• **MATERIAL FOR THIS TASK**
□ □ □

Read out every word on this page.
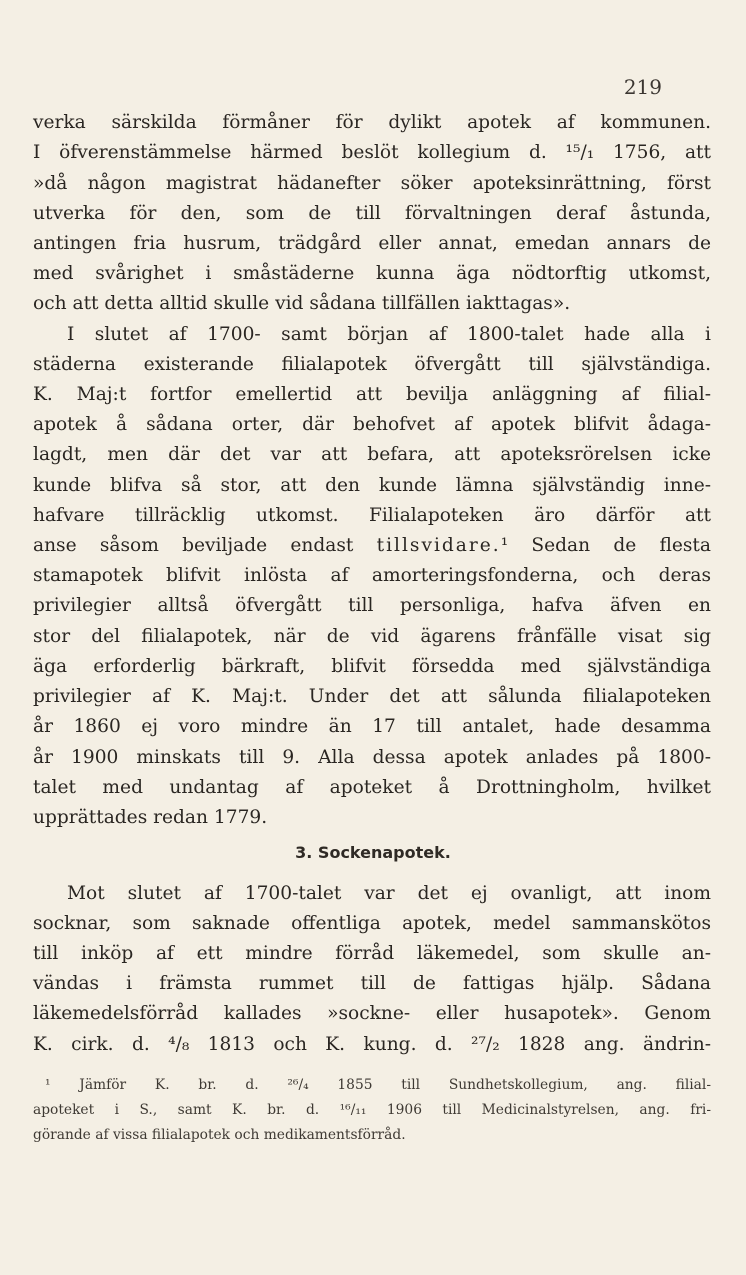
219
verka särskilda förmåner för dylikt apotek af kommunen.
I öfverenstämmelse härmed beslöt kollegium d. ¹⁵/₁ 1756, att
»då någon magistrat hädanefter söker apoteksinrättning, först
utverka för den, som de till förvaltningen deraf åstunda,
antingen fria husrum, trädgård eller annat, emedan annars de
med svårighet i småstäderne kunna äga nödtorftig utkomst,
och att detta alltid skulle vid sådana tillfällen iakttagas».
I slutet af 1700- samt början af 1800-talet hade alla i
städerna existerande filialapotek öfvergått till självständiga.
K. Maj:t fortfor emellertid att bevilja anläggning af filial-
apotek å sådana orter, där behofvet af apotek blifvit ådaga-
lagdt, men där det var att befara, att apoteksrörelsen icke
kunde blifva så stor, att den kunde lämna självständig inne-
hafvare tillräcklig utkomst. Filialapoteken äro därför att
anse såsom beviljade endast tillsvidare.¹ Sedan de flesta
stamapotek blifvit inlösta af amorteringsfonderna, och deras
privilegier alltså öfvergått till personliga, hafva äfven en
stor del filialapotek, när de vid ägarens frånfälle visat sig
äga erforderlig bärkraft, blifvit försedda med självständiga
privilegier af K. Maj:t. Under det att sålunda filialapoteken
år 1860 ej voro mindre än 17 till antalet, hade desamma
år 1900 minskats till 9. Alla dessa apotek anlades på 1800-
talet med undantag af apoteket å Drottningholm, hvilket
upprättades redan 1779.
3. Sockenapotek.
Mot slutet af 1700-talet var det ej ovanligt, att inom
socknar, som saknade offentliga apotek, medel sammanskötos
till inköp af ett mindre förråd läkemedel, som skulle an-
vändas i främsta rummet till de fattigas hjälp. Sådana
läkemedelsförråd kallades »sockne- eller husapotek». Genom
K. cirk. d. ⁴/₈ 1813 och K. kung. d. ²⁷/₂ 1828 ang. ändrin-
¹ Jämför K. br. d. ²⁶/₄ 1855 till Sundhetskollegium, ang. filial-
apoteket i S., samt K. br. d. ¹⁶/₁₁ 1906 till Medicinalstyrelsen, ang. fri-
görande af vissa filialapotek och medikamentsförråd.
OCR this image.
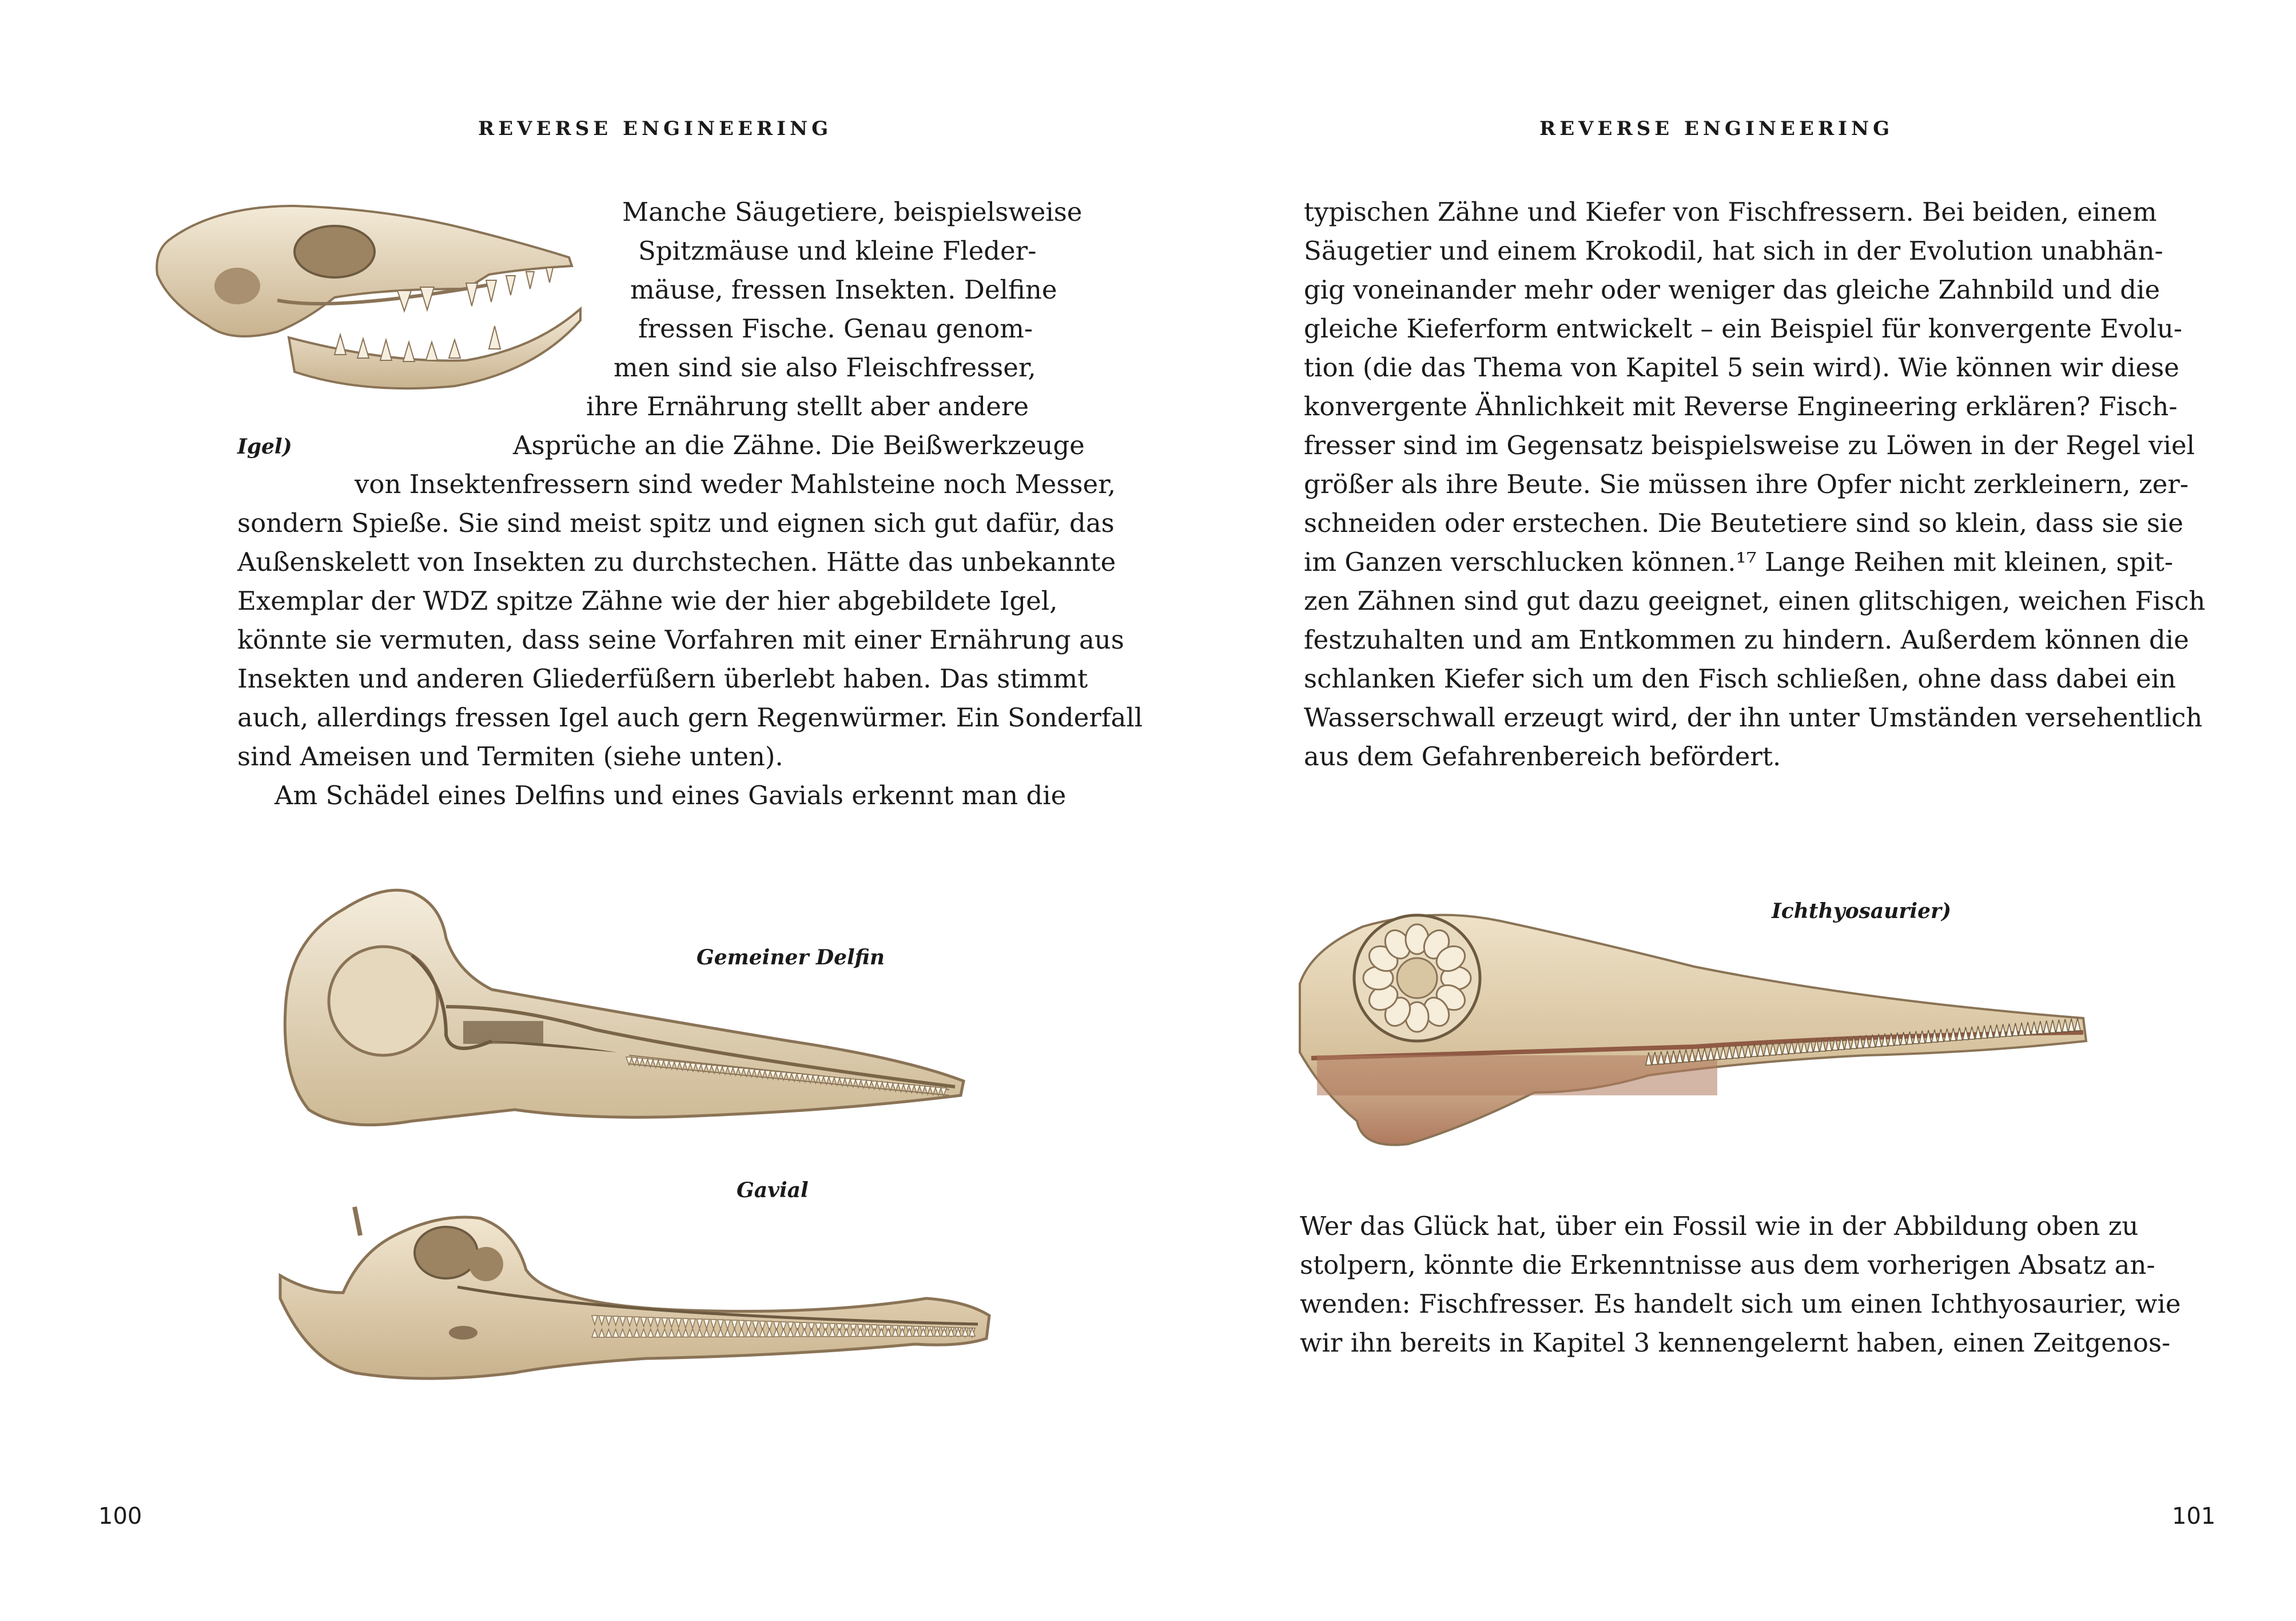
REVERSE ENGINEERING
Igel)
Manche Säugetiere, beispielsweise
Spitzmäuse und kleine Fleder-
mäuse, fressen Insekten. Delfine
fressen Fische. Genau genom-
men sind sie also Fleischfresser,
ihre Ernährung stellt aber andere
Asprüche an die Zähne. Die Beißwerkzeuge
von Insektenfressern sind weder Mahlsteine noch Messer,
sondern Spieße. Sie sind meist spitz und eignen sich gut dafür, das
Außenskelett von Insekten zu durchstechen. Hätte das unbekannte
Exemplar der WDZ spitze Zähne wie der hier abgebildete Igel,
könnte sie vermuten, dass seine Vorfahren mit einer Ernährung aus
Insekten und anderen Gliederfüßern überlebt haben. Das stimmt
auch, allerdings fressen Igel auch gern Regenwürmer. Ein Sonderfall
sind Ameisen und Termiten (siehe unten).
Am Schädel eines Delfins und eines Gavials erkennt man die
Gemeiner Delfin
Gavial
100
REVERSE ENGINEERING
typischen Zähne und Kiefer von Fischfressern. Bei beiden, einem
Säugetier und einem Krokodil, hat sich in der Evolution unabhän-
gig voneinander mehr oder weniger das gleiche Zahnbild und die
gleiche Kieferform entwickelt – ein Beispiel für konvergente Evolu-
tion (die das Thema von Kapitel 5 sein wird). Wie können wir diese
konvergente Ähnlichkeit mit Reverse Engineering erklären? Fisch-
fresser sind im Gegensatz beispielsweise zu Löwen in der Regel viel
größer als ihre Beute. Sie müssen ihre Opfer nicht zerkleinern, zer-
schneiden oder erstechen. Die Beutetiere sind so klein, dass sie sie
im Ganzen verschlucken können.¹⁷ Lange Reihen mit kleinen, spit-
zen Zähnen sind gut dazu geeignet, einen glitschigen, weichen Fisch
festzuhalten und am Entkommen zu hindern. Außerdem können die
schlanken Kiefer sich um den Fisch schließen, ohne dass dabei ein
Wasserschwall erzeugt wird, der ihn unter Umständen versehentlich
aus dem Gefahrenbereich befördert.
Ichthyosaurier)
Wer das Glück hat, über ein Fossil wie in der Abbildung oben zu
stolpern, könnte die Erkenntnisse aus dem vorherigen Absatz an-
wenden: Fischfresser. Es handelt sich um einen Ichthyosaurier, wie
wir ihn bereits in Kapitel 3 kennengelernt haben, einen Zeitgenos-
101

□ □ □

• **INSTRUCTIONS TO FOLLOW**
The expected result is the complete listing above, printed exactly, with no pictures.

• **EXERCISE ANSWER**
Read out every word on this page.
219
verka särskilda förmåner för dylikt apotek af kommunen.
I öfverenstämmelse härmed beslöt kollegium d. ¹⁵/₁ 1756, att
»då någon magistrat hädanefter söker apoteksinrättning, först
utverka för den, som de till förvaltningen deraf åstunda,
antingen fria husrum, trädgård eller annat, emedan annars de
med svårighet i småstäderne kunna äga nödtorftig utkomst,
och att detta alltid skulle vid sådana tillfällen iakttagas».
I slutet af 1700- samt början af 1800-talet hade alla i
städerna existerande filialapotek öfvergått till självständiga.
K. Maj:t fortfor emellertid att bevilja anläggning af filial-
apotek å sådana orter, där behofvet af apotek blifvit ådaga-
lagdt, men där det var att befara, att apoteksrörelsen icke
kunde blifva så stor, att den kunde lämna självständig inne-
hafvare tillräcklig utkomst. Filialapoteken äro därför att
anse såsom beviljade endast tillsvidare.¹ Sedan de flesta
stamapotek blifvit inlösta af amorteringsfonderna, och deras
privilegier alltså öfvergått till personliga, hafva äfven en
stor del filialapotek, när de vid ägarens frånfälle visat sig
äga erforderlig bärkraft, blifvit försedda med självständiga
privilegier af K. Maj:t. Under det att sålunda filialapoteken
år 1860 ej voro mindre än 17 till antalet, hade desamma
år 1900 minskats till 9. Alla dessa apotek anlades på 1800-
talet med undantag af apoteket å Drottningholm, hvilket
upprättades redan 1779.
3. Sockenapotek.
Mot slutet af 1700-talet var det ej ovanligt, att inom
socknar, som saknade offentliga apotek, medel sammanskötos
till inköp af ett mindre förråd läkemedel, som skulle an-
vändas i främsta rummet till de fattigas hjälp. Sådana
läkemedelsförråd kallades »sockne- eller husapotek». Genom
K. cirk. d. ⁴/₈ 1813 och K. kung. d. ²⁷/₂ 1828 ang. ändrin-
¹ Jämför K. br. d. ²⁶/₄ 1855 till Sundhetskollegium, ang. filial-
apoteket i S., samt K. br. d. ¹⁶/₁₁ 1906 till Medicinalstyrelsen, ang. fri-
görande af vissa filialapotek och medikamentsförråd.
OCR this image.
REVERSE ENGINEERING
Igel)
Manche Säugetiere, beispielsweise
Spitzmäuse und kleine Fleder-
mäuse, fressen Insekten. Delfine
fressen Fische. Genau genom-
men sind sie also Fleischfresser,
ihre Ernährung stellt aber andere
Asprüche an die Zähne. Die Beißwerkzeuge
von Insektenfressern sind weder Mahlsteine noch Messer,
sondern Spieße. Sie sind meist spitz und eignen sich gut dafür, das
Außenskelett von Insekten zu durchstechen. Hätte das unbekannte
Exemplar der WDZ spitze Zähne wie der hier abgebildete Igel,
könnte sie vermuten, dass seine Vorfahren mit einer Ernährung aus
Insekten und anderen Gliederfüßern überlebt haben. Das stimmt
auch, allerdings fressen Igel auch gern Regenwürmer. Ein Sonderfall
sind Ameisen und Termiten (siehe unten).
Am Schädel eines Delfins und eines Gavials erkennt man die
Gemeiner Delfin
Gavial
100
REVERSE ENGINEERING
typischen Zähne und Kiefer von Fischfressern. Bei beiden, einem
Säugetier und einem Krokodil, hat sich in der Evolution unabhän-
gig voneinander mehr oder weniger das gleiche Zahnbild und die
gleiche Kieferform entwickelt – ein Beispiel für konvergente Evolu-
tion (die das Thema von Kapitel 5 sein wird). Wie können wir diese
konvergente Ähnlichkeit mit Reverse Engineering erklären? Fisch-
fresser sind im Gegensatz beispielsweise zu Löwen in der Regel viel
größer als ihre Beute. Sie müssen ihre Opfer nicht zerkleinern, zer-
schneiden oder erstechen. Die Beutetiere sind so klein, dass sie sie
im Ganzen verschlucken können.¹⁷ Lange Reihen mit kleinen, spit-
zen Zähnen sind gut dazu geeignet, einen glitschigen, weichen Fisch
festzuhalten und am Entkommen zu hindern. Außerdem können die
schlanken Kiefer sich um den Fisch schließen, ohne dass dabei ein
Wasserschwall erzeugt wird, der ihn unter Umständen versehentlich
aus dem Gefahrenbereich befördert.
Ichthyosaurier)
Wer das Glück hat, über ein Fossil wie in der Abbildung oben zu
stolpern, könnte die Erkenntnisse aus dem vorherigen Absatz an-
wenden: Fischfresser. Es handelt sich um einen Ichthyosaurier, wie
wir ihn bereits in Kapitel 3 kennengelernt haben, einen Zeitgenos-
101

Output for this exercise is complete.